◆ **Requirements**: Retype the whole listing below, character for character.

START

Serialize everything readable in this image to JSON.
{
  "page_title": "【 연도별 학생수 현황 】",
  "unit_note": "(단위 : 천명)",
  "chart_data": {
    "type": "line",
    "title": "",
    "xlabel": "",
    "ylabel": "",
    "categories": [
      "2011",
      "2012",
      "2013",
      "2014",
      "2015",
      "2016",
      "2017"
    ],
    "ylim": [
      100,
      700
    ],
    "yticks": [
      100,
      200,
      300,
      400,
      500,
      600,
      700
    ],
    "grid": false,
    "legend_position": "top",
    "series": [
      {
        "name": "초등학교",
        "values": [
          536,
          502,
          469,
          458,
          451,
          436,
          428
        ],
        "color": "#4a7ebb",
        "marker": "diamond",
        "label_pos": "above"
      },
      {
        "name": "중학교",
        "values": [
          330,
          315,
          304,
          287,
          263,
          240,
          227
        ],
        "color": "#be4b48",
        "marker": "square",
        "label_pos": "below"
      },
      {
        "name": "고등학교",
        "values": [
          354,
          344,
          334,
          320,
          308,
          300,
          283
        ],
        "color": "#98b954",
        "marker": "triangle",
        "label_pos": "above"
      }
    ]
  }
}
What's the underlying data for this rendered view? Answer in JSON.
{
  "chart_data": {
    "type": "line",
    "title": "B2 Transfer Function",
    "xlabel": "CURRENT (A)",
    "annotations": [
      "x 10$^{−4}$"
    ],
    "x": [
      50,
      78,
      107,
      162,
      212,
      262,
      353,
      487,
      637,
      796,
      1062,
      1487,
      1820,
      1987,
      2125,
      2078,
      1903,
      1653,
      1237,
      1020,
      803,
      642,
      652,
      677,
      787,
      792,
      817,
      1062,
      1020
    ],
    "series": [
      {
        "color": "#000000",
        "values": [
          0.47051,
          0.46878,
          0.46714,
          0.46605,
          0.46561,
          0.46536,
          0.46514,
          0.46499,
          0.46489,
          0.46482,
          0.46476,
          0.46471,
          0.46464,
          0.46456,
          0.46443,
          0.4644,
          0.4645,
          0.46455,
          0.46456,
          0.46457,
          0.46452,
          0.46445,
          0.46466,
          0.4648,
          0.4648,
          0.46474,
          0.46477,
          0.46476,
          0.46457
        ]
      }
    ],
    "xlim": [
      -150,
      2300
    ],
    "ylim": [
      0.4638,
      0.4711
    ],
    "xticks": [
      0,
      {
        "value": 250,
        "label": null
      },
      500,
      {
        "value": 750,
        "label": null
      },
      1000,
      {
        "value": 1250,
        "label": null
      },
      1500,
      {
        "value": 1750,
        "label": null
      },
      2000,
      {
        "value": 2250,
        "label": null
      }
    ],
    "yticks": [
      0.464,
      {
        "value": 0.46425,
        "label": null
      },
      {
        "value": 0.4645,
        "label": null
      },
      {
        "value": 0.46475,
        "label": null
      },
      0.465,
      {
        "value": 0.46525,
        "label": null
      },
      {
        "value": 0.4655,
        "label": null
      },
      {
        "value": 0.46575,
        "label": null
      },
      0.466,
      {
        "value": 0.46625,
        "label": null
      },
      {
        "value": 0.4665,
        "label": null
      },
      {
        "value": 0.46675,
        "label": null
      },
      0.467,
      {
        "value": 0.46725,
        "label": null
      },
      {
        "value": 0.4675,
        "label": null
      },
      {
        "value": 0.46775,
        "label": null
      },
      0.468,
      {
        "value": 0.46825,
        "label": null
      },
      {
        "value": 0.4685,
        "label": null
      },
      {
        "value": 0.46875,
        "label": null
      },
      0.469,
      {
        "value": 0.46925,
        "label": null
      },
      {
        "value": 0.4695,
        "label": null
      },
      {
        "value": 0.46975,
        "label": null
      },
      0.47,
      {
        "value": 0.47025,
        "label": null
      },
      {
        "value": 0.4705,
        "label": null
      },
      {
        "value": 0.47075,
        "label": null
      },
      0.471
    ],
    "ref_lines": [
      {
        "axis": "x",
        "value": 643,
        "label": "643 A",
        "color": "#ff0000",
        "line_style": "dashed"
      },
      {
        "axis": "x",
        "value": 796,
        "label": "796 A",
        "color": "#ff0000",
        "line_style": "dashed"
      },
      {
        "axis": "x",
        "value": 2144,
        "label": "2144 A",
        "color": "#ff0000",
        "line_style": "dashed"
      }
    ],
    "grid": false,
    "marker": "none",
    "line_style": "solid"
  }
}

END

◆ **Task result**:
Serialize everything readable in this image to JSON.
{
  "page_title": "【 연도별 학생수 현황 】",
  "unit_note": "(단위 : 천명)",
  "chart_data": {
    "type": "line",
    "title": "",
    "xlabel": "",
    "ylabel": "",
    "categories": [
      "2011",
      "2012",
      "2013",
      "2014",
      "2015",
      "2016",
      "2017"
    ],
    "ylim": [
      100,
      700
    ],
    "yticks": [
      100,
      200,
      300,
      400,
      500,
      600,
      700
    ],
    "grid": false,
    "legend_position": "top",
    "series": [
      {
        "name": "초등학교",
        "values": [
          536,
          502,
          469,
          458,
          451,
          436,
          428
        ],
        "color": "#4a7ebb",
        "marker": "diamond",
        "label_pos": "above"
      },
      {
        "name": "중학교",
        "values": [
          330,
          315,
          304,
          287,
          263,
          240,
          227
        ],
        "color": "#be4b48",
        "marker": "square",
        "label_pos": "below"
      },
      {
        "name": "고등학교",
        "values": [
          354,
          344,
          334,
          320,
          308,
          300,
          283
        ],
        "color": "#98b954",
        "marker": "triangle",
        "label_pos": "above"
      }
    ]
  }
}
What's the underlying data for this rendered view? Answer in JSON.
{
  "chart_data": {
    "type": "line",
    "title": "B2 Transfer Function",
    "xlabel": "CURRENT (A)",
    "annotations": [
      "x 10$^{−4}$"
    ],
    "x": [
      50,
      78,
      107,
      162,
      212,
      262,
      353,
      487,
      637,
      796,
      1062,
      1487,
      1820,
      1987,
      2125,
      2078,
      1903,
      1653,
      1237,
      1020,
      803,
      642,
      652,
      677,
      787,
      792,
      817,
      1062,
      1020
    ],
    "series": [
      {
        "color": "#000000",
        "values": [
          0.47051,
          0.46878,
          0.46714,
          0.46605,
          0.46561,
          0.46536,
          0.46514,
          0.46499,
          0.46489,
          0.46482,
          0.46476,
          0.46471,
          0.46464,
          0.46456,
          0.46443,
          0.4644,
          0.4645,
          0.46455,
          0.46456,
          0.46457,
          0.46452,
          0.46445,
          0.46466,
          0.4648,
          0.4648,
          0.46474,
          0.46477,
          0.46476,
          0.46457
        ]
      }
    ],
    "xlim": [
      -150,
      2300
    ],
    "ylim": [
      0.4638,
      0.4711
    ],
    "xticks": [
      0,
      {
        "value": 250,
        "label": null
      },
      500,
      {
        "value": 750,
        "label": null
      },
      1000,
      {
        "value": 1250,
        "label": null
      },
      1500,
      {
        "value": 1750,
        "label": null
      },
      2000,
      {
        "value": 2250,
        "label": null
      }
    ],
    "yticks": [
      0.464,
      {
        "value": 0.46425,
        "label": null
      },
      {
        "value": 0.4645,
        "label": null
      },
      {
        "value": 0.46475,
        "label": null
      },
      0.465,
      {
        "value": 0.46525,
        "label": null
      },
      {
        "value": 0.4655,
        "label": null
      },
      {
        "value": 0.46575,
        "label": null
      },
      0.466,
      {
        "value": 0.46625,
        "label": null
      },
      {
        "value": 0.4665,
        "label": null
      },
      {
        "value": 0.46675,
        "label": null
      },
      0.467,
      {
        "value": 0.46725,
        "label": null
      },
      {
        "value": 0.4675,
        "label": null
      },
      {
        "value": 0.46775,
        "label": null
      },
      0.468,
      {
        "value": 0.46825,
        "label": null
      },
      {
        "value": 0.4685,
        "label": null
      },
      {
        "value": 0.46875,
        "label": null
      },
      0.469,
      {
        "value": 0.46925,
        "label": null
      },
      {
        "value": 0.4695,
        "label": null
      },
      {
        "value": 0.46975,
        "label": null
      },
      0.47,
      {
        "value": 0.47025,
        "label": null
      },
      {
        "value": 0.4705,
        "label": null
      },
      {
        "value": 0.47075,
        "label": null
      },
      0.471
    ],
    "ref_lines": [
      {
        "axis": "x",
        "value": 643,
        "label": "643 A",
        "color": "#ff0000",
        "line_style": "dashed"
      },
      {
        "axis": "x",
        "value": 796,
        "label": "796 A",
        "color": "#ff0000",
        "line_style": "dashed"
      },
      {
        "axis": "x",
        "value": 2144,
        "label": "2144 A",
        "color": "#ff0000",
        "line_style": "dashed"
      }
    ],
    "grid": false,
    "marker": "none",
    "line_style": "solid"
  }
}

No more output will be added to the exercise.